▶ GIVEN EXERCISE
Collect all lines containing the word "thông" from the data.

▶ DATASET RECORDS
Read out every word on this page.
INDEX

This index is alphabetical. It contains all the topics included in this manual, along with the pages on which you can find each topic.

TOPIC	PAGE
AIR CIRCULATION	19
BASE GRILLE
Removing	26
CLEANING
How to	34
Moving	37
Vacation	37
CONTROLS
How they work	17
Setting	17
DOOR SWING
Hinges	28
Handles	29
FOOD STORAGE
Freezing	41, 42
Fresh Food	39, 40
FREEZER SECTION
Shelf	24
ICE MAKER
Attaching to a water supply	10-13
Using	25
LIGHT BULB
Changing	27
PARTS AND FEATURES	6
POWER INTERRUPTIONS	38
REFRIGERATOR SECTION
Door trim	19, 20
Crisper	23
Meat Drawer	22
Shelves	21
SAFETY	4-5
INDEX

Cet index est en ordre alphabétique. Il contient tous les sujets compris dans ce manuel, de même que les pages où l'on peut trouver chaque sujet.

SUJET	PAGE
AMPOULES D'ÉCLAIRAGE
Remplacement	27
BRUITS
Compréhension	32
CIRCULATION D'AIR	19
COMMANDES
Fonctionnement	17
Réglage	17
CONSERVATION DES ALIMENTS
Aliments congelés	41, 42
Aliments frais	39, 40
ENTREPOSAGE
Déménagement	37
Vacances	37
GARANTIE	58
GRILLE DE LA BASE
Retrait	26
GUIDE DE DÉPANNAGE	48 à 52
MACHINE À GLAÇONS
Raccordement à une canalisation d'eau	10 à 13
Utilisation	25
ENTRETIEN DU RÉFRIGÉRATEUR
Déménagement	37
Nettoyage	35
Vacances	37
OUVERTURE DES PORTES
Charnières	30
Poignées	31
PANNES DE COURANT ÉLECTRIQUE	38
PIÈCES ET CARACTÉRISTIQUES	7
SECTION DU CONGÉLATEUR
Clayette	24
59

* * *

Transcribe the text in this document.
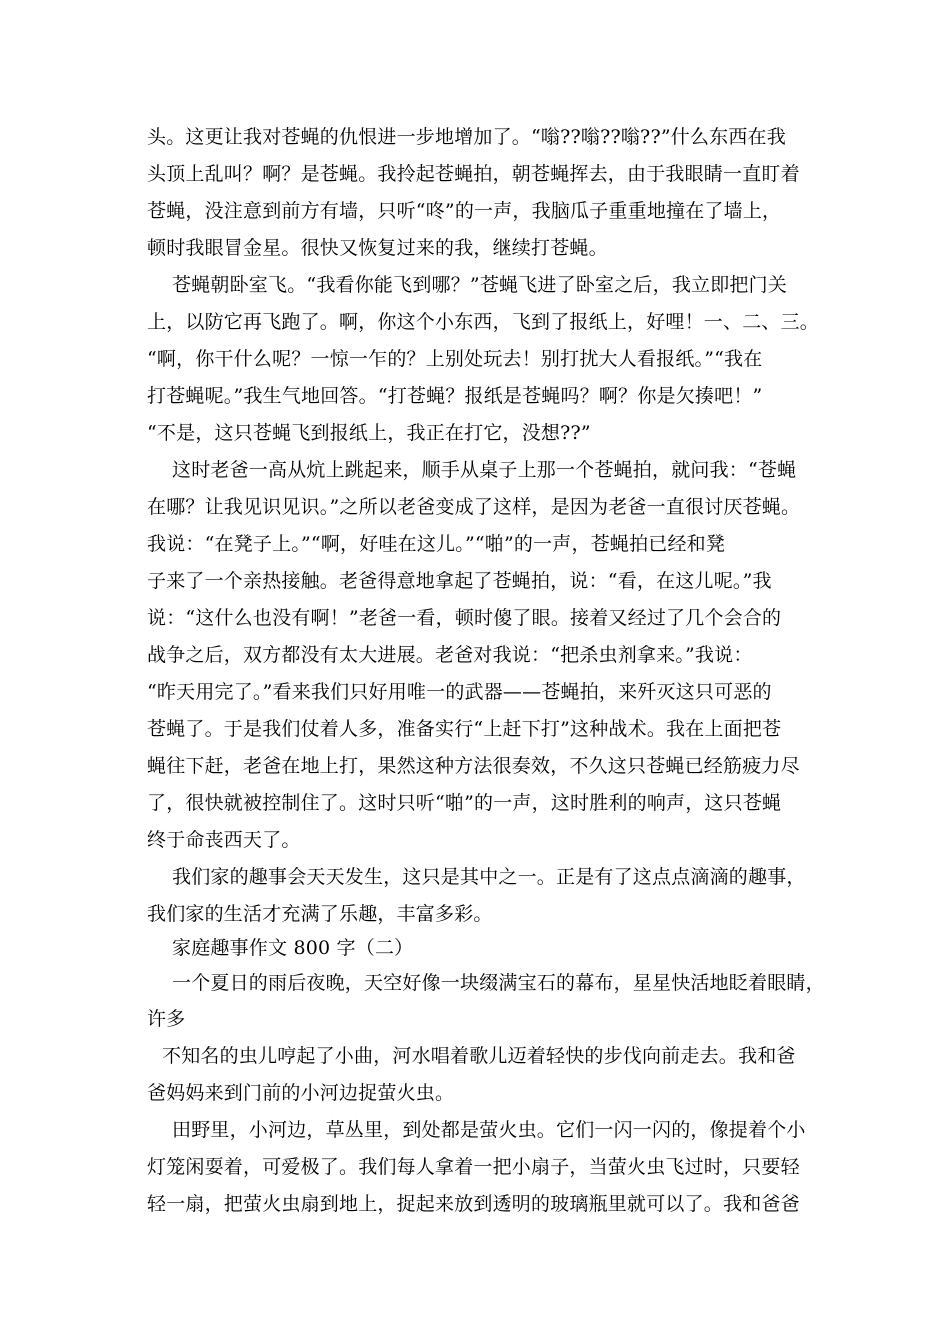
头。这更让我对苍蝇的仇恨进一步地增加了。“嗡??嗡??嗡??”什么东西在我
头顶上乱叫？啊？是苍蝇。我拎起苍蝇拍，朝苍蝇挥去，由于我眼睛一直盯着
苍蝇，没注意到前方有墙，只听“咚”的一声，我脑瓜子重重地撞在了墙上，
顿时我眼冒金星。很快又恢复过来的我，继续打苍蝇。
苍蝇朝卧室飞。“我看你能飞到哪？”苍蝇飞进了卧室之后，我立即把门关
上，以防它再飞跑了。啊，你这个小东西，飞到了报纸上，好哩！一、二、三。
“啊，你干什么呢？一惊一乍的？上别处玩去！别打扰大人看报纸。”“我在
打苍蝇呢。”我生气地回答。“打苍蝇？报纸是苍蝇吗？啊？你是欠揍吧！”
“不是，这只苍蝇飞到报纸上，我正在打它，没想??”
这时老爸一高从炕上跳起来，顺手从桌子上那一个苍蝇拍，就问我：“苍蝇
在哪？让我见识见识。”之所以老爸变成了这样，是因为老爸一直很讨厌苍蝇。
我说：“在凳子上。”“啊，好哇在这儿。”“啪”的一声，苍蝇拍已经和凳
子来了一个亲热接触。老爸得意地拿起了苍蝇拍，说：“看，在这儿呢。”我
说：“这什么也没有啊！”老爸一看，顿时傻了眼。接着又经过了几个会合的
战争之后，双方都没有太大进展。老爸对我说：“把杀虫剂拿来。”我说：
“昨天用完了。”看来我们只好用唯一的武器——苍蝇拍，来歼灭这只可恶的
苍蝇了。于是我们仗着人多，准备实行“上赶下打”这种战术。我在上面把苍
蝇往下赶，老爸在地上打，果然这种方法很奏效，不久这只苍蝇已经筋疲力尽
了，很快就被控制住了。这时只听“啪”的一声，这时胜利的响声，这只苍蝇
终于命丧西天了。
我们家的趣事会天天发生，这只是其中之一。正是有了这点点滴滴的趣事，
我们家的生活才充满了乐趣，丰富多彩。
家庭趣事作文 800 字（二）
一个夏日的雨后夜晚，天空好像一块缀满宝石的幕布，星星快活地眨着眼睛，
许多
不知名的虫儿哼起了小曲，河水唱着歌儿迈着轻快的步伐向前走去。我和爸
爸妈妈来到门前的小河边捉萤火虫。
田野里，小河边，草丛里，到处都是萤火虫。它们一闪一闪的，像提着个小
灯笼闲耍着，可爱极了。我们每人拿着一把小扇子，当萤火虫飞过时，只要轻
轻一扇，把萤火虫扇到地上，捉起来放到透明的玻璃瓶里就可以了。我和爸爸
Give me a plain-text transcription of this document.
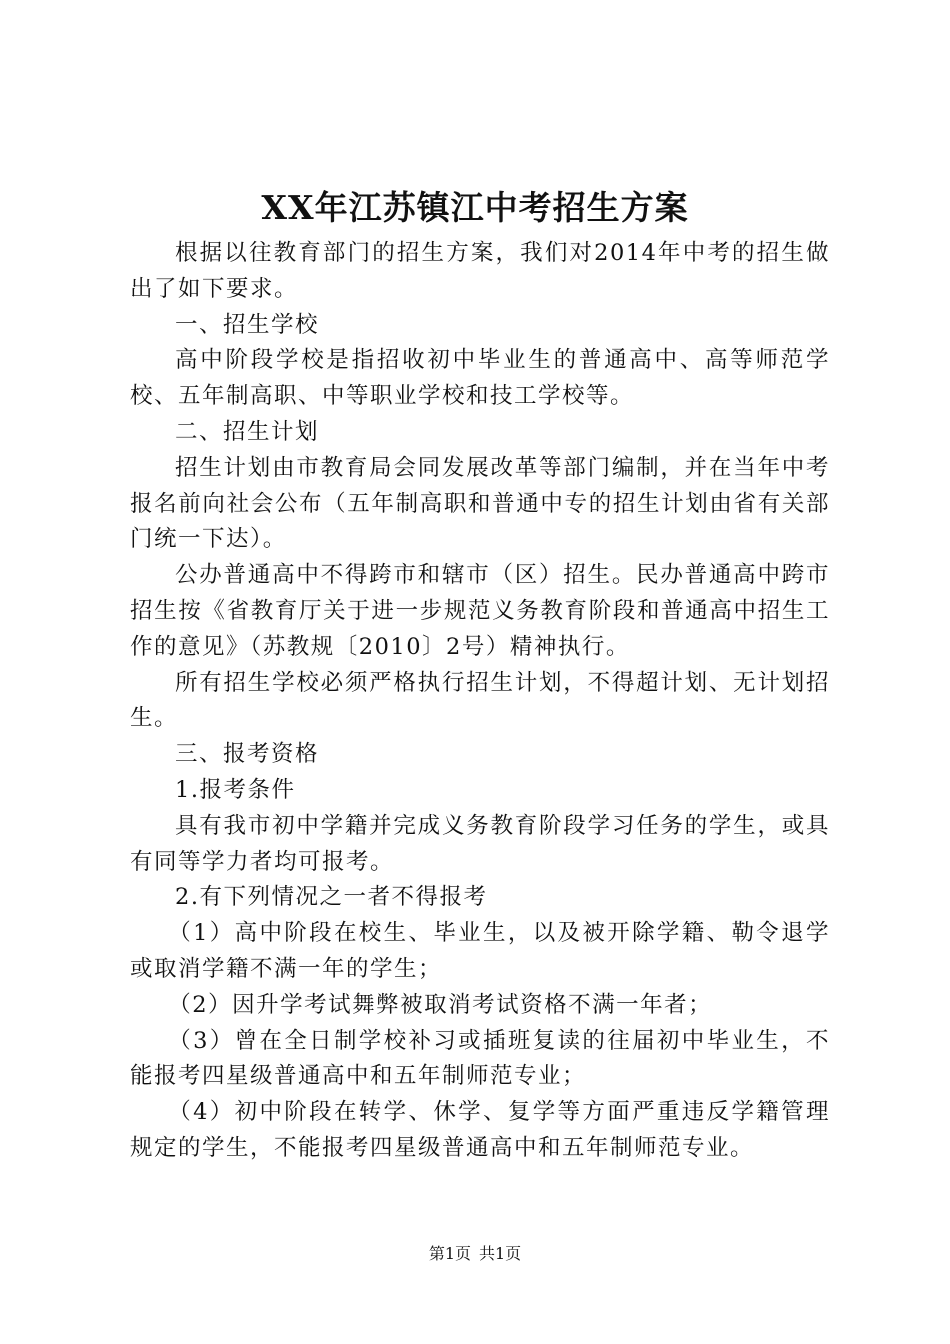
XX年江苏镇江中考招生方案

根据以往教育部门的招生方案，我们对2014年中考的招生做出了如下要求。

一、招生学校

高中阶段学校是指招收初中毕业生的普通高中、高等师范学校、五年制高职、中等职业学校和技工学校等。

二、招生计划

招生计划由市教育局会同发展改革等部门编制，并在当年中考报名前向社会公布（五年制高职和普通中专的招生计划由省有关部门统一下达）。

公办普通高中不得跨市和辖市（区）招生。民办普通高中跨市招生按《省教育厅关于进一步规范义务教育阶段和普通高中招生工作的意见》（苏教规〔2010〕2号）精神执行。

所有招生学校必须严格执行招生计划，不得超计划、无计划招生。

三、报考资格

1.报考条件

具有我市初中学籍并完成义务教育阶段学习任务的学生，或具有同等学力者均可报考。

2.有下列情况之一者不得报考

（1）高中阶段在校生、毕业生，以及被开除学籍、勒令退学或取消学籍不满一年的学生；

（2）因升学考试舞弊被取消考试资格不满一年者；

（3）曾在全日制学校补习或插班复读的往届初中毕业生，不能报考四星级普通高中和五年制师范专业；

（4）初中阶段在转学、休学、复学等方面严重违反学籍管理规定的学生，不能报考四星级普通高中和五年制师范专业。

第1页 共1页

* * *

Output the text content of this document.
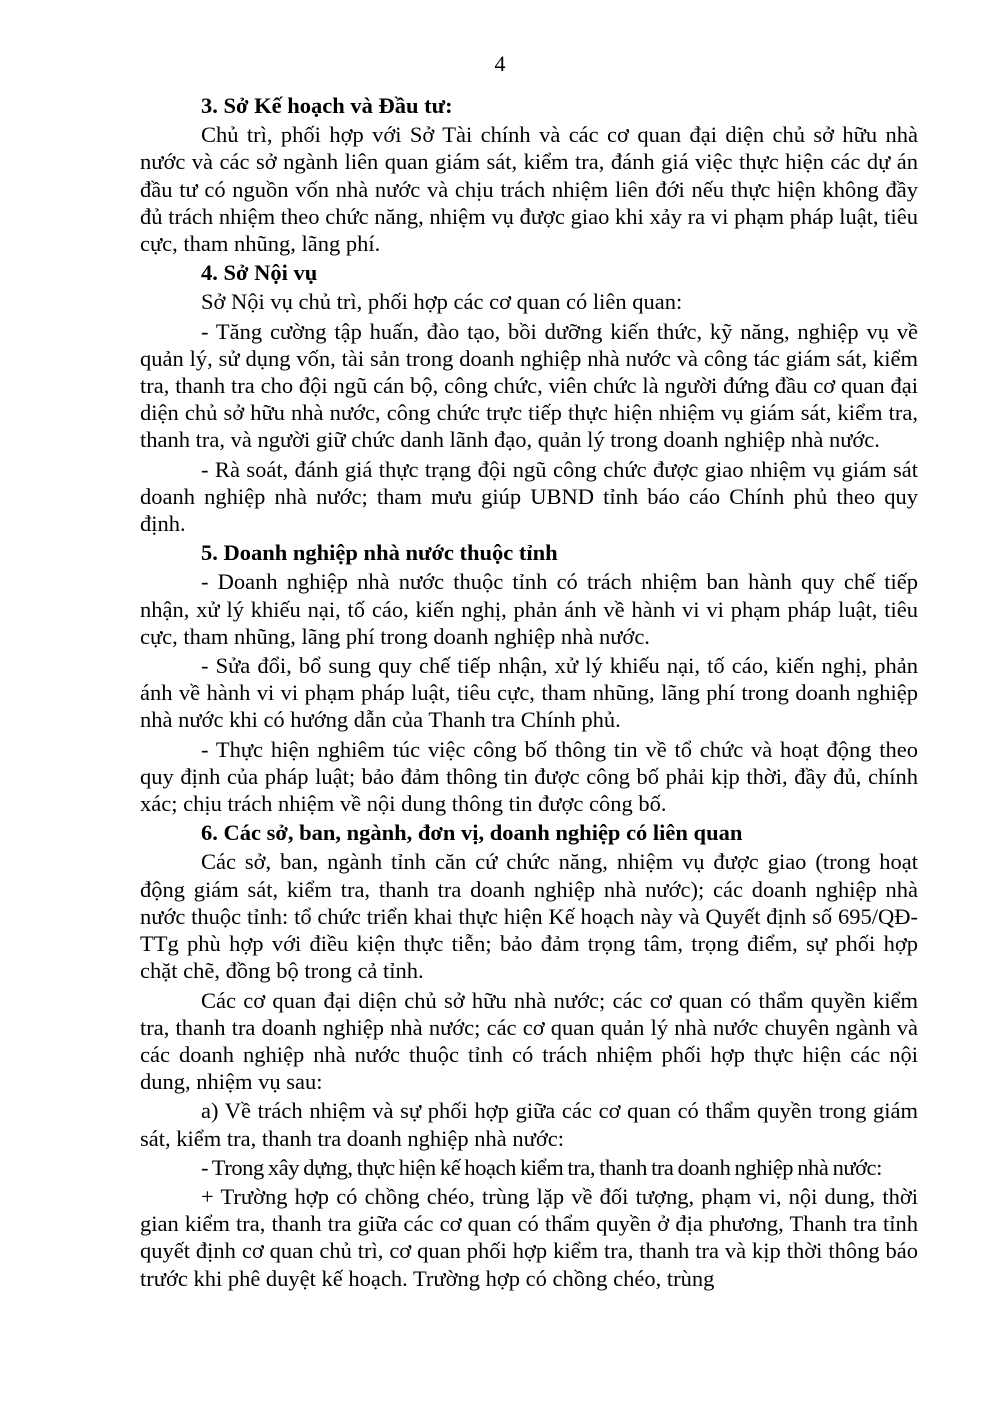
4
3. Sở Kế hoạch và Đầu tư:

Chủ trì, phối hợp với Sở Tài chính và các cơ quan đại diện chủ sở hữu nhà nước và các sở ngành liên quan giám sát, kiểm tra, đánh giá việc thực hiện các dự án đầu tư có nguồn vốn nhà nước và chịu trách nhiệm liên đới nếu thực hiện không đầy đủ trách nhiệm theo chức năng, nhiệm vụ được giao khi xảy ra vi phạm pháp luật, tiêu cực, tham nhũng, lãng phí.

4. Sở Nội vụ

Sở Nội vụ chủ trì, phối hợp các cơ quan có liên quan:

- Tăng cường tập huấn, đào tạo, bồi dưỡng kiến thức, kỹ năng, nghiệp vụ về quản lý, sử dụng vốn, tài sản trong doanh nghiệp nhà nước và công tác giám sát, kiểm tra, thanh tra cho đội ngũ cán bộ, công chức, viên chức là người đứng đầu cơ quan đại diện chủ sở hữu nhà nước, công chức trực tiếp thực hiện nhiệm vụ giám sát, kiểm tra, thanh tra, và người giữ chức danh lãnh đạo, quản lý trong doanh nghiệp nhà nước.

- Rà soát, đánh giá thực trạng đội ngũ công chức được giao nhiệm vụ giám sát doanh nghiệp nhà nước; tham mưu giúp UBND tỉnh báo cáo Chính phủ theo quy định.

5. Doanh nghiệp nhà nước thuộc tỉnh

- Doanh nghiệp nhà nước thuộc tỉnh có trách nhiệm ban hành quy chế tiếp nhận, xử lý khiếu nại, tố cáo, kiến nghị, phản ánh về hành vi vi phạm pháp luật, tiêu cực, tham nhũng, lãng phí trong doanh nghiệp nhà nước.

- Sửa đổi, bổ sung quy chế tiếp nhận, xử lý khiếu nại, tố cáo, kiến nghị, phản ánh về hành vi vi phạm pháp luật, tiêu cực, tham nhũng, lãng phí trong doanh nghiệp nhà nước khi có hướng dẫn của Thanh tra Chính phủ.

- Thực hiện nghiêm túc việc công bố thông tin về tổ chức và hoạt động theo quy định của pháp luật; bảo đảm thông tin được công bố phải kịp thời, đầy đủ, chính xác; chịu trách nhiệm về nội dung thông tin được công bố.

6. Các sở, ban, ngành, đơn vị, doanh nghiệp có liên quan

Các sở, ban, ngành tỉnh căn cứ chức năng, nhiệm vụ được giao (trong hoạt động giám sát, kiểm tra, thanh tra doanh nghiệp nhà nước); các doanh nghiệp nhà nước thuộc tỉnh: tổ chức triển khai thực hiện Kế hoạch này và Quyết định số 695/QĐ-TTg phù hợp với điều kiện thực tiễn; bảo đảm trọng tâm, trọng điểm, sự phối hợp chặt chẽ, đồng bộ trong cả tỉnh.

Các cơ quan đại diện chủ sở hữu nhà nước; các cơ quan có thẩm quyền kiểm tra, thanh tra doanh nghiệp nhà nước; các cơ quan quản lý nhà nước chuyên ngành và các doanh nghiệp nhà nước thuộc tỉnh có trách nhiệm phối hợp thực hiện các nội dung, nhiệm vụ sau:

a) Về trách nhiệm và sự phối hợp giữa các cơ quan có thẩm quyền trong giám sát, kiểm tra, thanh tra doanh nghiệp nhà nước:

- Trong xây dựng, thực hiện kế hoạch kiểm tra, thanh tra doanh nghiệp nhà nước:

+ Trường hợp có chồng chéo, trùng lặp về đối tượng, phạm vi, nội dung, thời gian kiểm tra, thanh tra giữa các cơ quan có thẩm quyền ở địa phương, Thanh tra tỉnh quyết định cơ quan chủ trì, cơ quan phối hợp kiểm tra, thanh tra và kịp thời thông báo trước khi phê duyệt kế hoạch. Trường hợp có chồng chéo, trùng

▶ TASK SOLUTION
- Thực hiện nghiêm túc việc công bố thông tin về tổ chức và hoạt động theo quy định của pháp luật; bảo đảm thông tin được công bố phải kịp thời, đầy đủ, chính xác; chịu trách nhiệm về nội dung thông tin được công bố.
+ Trường hợp có chồng chéo, trùng lặp về đối tượng, phạm vi, nội dung, thời gian kiểm tra, thanh tra giữa các cơ quan có thẩm quyền ở địa phương, Thanh tra tỉnh quyết định cơ quan chủ trì, cơ quan phối hợp kiểm tra, thanh tra và kịp thời thông báo trước khi phê duyệt kế hoạch. Trường hợp có chồng chéo, trùng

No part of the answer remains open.